▼

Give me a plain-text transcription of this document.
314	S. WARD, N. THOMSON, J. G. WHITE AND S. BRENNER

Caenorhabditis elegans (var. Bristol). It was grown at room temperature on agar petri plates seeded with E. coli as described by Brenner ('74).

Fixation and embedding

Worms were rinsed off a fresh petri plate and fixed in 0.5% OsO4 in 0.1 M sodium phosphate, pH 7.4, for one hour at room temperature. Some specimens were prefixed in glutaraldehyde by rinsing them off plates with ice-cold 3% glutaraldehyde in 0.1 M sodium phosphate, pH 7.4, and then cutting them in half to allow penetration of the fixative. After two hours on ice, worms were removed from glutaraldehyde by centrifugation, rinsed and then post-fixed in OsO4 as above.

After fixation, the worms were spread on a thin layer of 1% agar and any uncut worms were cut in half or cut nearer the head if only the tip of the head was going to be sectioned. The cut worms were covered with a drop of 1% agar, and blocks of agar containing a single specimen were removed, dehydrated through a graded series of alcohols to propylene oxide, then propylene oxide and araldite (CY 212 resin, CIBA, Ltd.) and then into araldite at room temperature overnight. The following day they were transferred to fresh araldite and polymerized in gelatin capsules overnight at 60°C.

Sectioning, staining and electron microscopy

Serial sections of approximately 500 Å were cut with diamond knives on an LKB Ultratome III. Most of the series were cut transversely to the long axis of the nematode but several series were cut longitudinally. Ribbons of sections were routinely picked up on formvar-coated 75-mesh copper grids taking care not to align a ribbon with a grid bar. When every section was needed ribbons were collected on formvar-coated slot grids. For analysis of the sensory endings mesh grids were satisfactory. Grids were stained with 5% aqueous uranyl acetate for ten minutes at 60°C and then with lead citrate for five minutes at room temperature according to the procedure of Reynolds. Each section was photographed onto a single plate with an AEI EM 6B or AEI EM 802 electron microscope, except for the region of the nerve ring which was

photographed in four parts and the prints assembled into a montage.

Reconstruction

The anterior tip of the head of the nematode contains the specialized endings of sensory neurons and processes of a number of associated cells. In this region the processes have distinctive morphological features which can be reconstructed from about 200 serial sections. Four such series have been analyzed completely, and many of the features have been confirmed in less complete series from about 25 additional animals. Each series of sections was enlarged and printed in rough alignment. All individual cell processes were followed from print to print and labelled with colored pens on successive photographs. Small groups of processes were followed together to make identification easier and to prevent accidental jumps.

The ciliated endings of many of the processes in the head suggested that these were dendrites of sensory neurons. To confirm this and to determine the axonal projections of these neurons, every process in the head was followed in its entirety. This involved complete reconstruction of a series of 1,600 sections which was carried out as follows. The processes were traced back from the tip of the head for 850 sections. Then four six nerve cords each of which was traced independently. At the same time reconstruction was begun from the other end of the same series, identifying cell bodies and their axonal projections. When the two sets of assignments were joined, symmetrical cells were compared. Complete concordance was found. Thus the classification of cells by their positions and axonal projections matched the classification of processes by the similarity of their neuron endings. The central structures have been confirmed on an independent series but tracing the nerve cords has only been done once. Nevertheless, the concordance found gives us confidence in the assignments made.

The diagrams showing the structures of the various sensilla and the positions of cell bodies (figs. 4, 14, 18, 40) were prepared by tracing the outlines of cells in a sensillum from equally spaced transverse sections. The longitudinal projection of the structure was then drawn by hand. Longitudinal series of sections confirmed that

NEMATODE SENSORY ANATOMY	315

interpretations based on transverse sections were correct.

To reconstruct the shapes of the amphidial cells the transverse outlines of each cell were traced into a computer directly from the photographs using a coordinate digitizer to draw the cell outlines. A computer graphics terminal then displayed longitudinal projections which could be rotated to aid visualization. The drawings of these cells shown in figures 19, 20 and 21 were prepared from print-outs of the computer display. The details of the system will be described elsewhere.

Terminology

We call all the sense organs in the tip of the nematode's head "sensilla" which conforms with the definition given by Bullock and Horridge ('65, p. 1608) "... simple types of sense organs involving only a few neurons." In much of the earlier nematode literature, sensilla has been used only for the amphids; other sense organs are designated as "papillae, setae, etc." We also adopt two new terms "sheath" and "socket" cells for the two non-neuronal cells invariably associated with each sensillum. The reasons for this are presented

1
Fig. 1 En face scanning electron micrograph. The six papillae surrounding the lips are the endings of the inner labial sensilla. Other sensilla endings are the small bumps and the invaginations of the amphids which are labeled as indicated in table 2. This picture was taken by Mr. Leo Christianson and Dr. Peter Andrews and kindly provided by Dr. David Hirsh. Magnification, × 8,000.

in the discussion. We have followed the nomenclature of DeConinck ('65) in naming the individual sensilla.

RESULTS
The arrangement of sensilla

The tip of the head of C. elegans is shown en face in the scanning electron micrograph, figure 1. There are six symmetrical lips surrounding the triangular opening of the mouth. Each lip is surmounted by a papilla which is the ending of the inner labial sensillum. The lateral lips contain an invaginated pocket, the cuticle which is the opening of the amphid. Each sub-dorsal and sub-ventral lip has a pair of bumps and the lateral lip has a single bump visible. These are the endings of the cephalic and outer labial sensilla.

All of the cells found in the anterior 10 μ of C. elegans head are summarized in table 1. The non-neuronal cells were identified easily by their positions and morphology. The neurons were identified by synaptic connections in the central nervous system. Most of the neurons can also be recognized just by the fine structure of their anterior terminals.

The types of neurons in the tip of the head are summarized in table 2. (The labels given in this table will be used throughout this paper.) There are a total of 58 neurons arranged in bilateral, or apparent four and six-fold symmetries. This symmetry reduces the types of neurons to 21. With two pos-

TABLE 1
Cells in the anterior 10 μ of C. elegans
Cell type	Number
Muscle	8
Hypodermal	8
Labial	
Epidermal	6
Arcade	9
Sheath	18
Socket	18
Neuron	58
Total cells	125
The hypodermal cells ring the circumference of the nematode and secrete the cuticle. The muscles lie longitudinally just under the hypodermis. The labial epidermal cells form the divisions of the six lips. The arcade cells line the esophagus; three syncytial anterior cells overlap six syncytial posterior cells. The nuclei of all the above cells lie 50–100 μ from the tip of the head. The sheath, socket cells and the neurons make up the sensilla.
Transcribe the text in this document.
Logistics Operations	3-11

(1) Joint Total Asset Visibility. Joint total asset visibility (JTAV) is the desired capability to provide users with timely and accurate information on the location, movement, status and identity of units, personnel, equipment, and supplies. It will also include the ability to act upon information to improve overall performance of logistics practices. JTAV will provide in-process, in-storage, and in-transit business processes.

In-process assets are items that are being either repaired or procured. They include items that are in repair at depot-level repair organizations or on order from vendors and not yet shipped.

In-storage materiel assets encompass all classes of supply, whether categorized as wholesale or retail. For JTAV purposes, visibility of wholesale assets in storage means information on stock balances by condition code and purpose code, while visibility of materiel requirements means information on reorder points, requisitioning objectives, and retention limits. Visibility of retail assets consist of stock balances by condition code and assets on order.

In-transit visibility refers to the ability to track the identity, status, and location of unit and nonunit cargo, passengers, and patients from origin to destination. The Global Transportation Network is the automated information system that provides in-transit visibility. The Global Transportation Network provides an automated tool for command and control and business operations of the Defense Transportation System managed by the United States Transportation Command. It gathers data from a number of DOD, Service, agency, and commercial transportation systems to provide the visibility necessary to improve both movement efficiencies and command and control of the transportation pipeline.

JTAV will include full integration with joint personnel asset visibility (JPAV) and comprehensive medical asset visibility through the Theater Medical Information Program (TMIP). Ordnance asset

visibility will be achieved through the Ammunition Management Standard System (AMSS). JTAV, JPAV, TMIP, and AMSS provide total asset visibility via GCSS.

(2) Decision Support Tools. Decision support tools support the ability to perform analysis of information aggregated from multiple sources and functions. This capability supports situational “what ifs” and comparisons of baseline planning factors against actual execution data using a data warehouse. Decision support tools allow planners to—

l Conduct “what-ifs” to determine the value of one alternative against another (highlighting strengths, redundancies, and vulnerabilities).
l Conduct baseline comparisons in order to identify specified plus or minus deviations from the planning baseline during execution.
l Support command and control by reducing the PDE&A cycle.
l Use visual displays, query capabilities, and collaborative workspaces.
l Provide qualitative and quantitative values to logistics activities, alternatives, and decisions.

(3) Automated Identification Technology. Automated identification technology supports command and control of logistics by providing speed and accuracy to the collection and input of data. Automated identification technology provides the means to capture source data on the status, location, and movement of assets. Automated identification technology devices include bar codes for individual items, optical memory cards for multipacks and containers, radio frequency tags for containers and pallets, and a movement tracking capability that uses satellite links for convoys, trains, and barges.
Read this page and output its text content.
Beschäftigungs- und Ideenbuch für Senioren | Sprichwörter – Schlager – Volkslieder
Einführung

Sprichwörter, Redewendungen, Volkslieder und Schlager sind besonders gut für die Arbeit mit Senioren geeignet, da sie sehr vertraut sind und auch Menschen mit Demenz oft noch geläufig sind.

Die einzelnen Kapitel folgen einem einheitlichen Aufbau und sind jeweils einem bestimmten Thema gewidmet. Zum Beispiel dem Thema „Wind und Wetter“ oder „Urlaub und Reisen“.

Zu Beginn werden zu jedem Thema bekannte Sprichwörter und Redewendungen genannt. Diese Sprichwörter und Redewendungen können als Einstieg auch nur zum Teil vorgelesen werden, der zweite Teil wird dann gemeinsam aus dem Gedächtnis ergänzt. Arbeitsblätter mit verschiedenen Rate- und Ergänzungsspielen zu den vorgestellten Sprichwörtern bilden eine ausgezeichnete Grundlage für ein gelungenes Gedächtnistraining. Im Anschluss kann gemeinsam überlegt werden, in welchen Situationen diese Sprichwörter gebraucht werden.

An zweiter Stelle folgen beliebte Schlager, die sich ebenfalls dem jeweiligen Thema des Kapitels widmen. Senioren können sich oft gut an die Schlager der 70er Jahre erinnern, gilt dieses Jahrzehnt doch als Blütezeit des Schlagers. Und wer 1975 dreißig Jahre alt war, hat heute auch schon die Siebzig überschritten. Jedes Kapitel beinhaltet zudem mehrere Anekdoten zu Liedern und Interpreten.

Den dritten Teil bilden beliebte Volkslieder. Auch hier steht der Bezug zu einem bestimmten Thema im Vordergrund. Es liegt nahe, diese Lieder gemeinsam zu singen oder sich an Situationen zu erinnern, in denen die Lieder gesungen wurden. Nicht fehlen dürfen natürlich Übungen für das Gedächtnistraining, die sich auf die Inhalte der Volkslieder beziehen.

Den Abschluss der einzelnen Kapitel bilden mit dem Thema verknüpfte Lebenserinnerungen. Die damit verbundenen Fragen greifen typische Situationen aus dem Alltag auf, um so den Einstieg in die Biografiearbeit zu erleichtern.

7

▲

Everything from the line holding "Read this page and output its text content." through the last line of the entries should be retyped exactly, with no other lines.

Read this page and output its text content.
Beschäftigungs- und Ideenbuch für Senioren | Sprichwörter – Schlager – Volkslieder
Einführung

Sprichwörter, Redewendungen, Volkslieder und Schlager sind besonders gut für die Arbeit mit Senioren geeignet, da sie sehr vertraut sind und auch Menschen mit Demenz oft noch geläufig sind.

Die einzelnen Kapitel folgen einem einheitlichen Aufbau und sind jeweils einem bestimmten Thema gewidmet. Zum Beispiel dem Thema „Wind und Wetter“ oder „Urlaub und Reisen“.

Zu Beginn werden zu jedem Thema bekannte Sprichwörter und Redewendungen genannt. Diese Sprichwörter und Redewendungen können als Einstieg auch nur zum Teil vorgelesen werden, der zweite Teil wird dann gemeinsam aus dem Gedächtnis ergänzt. Arbeitsblätter mit verschiedenen Rate- und Ergänzungsspielen zu den vorgestellten Sprichwörtern bilden eine ausgezeichnete Grundlage für ein gelungenes Gedächtnistraining. Im Anschluss kann gemeinsam überlegt werden, in welchen Situationen diese Sprichwörter gebraucht werden.

An zweiter Stelle folgen beliebte Schlager, die sich ebenfalls dem jeweiligen Thema des Kapitels widmen. Senioren können sich oft gut an die Schlager der 70er Jahre erinnern, gilt dieses Jahrzehnt doch als Blütezeit des Schlagers. Und wer 1975 dreißig Jahre alt war, hat heute auch schon die Siebzig überschritten. Jedes Kapitel beinhaltet zudem mehrere Anekdoten zu Liedern und Interpreten.

Den dritten Teil bilden beliebte Volkslieder. Auch hier steht der Bezug zu einem bestimmten Thema im Vordergrund. Es liegt nahe, diese Lieder gemeinsam zu singen oder sich an Situationen zu erinnern, in denen die Lieder gesungen wurden. Nicht fehlen dürfen natürlich Übungen für das Gedächtnistraining, die sich auf die Inhalte der Volkslieder beziehen.

Den Abschluss der einzelnen Kapitel bilden mit dem Thema verknüpfte Lebenserinnerungen. Die damit verbundenen Fragen greifen typische Situationen aus dem Alltag auf, um so den Einstieg in die Biografiearbeit zu erleichtern.

7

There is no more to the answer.